What the task requires: In the records that follow, locate every line with "icon" and extract it.

-- BEGIN Records --

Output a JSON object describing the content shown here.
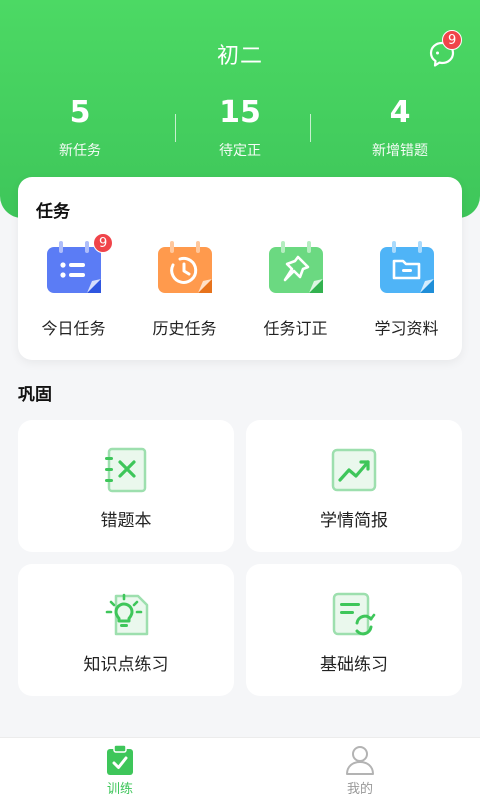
{
  "header": {
    "title": "初二",
    "message_badge": "9",
    "stats": [
      {
        "value": "5",
        "label": "新任务"
      },
      {
        "value": "15",
        "label": "待定正"
      },
      {
        "value": "4",
        "label": "新增错题"
      }
    ]
  },
  "tasks": {
    "title": "任务",
    "items": [
      {
        "label": "今日任务",
        "badge": "9",
        "icon": "calendar-list-icon",
        "color": "#5b7cf5"
      },
      {
        "label": "历史任务",
        "icon": "history-clock-icon",
        "color": "#ff9a4d"
      },
      {
        "label": "任务订正",
        "icon": "pin-icon",
        "color": "#6bd981"
      },
      {
        "label": "学习资料",
        "icon": "folder-icon",
        "color": "#4fb4f7"
      }
    ]
  },
  "consolidate": {
    "title": "巩固",
    "tiles": [
      {
        "label": "错题本",
        "icon": "error-notebook-icon"
      },
      {
        "label": "学情简报",
        "icon": "trend-chart-icon"
      },
      {
        "label": "知识点练习",
        "icon": "lightbulb-icon"
      },
      {
        "label": "基础练习",
        "icon": "refresh-doc-icon"
      }
    ]
  },
  "nav": {
    "items": [
      {
        "label": "训练",
        "icon": "clipboard-check-icon",
        "active": true
      },
      {
        "label": "我的",
        "icon": "user-icon",
        "active": false
      }
    ]
  },
  "colors": {
    "brand_green": "#3ec65a",
    "badge_red": "#f0444a"
  }
}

-- END Records --

Exercise response:
        "icon": "calendar-list-icon",
        "icon": "history-clock-icon",
        "icon": "pin-icon",
        "icon": "folder-icon",
        "icon": "error-notebook-icon"
        "icon": "trend-chart-icon"
        "icon": "lightbulb-icon"
        "icon": "refresh-doc-icon"
        "icon": "clipboard-check-icon",
        "icon": "user-icon",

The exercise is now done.